What you are asked to do -
Copy out each line exactly; pictures stay out of the copy.

Provided material -

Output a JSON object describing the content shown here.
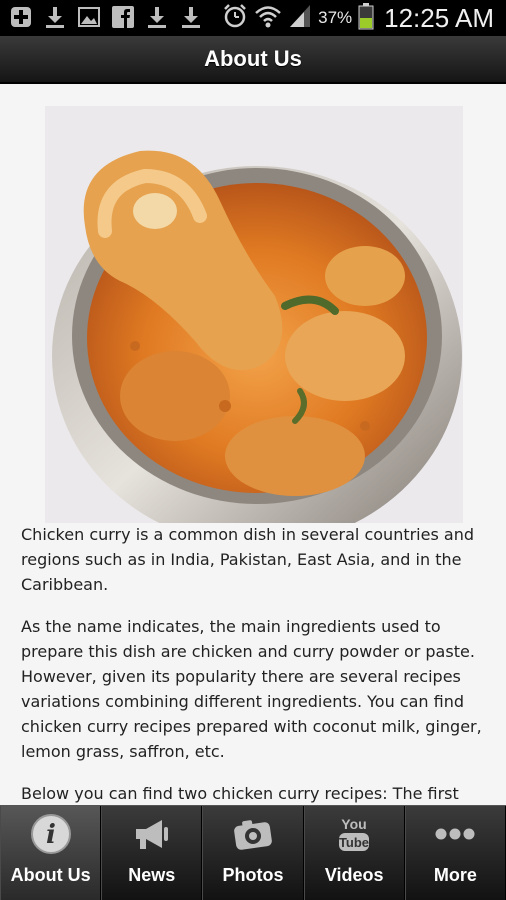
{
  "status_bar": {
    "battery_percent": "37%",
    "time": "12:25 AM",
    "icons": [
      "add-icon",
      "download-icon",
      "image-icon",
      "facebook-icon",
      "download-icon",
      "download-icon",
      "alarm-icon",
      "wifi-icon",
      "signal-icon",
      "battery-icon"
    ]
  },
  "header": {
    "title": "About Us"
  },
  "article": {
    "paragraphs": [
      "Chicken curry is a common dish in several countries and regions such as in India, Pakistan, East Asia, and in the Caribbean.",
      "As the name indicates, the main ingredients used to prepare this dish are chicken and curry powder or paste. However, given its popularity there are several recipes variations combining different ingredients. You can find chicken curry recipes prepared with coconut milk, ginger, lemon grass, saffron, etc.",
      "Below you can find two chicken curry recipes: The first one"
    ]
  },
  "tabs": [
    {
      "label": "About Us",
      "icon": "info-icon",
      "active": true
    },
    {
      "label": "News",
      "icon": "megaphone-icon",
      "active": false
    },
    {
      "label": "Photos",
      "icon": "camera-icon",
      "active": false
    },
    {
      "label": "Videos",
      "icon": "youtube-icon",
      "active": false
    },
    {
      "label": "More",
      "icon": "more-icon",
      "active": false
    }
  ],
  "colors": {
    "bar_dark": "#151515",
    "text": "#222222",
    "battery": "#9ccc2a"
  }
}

Output -
Output a JSON object describing the content shown here.
{
  "status_bar": {
    "battery_percent": "37%",
    "time": "12:25 AM",
    "icons": [
      "add-icon",
      "download-icon",
      "image-icon",
      "facebook-icon",
      "download-icon",
      "download-icon",
      "alarm-icon",
      "wifi-icon",
      "signal-icon",
      "battery-icon"
    ]
  },
  "header": {
    "title": "About Us"
  },
  "article": {
    "paragraphs": [
      "Chicken curry is a common dish in several countries and regions such as in India, Pakistan, East Asia, and in the Caribbean.",
      "As the name indicates, the main ingredients used to prepare this dish are chicken and curry powder or paste. However, given its popularity there are several recipes variations combining different ingredients. You can find chicken curry recipes prepared with coconut milk, ginger, lemon grass, saffron, etc.",
      "Below you can find two chicken curry recipes: The first one"
    ]
  },
  "tabs": [
    {
      "label": "About Us",
      "icon": "info-icon",
      "active": true
    },
    {
      "label": "News",
      "icon": "megaphone-icon",
      "active": false
    },
    {
      "label": "Photos",
      "icon": "camera-icon",
      "active": false
    },
    {
      "label": "Videos",
      "icon": "youtube-icon",
      "active": false
    },
    {
      "label": "More",
      "icon": "more-icon",
      "active": false
    }
  ],
  "colors": {
    "bar_dark": "#151515",
    "text": "#222222",
    "battery": "#9ccc2a"
  }
}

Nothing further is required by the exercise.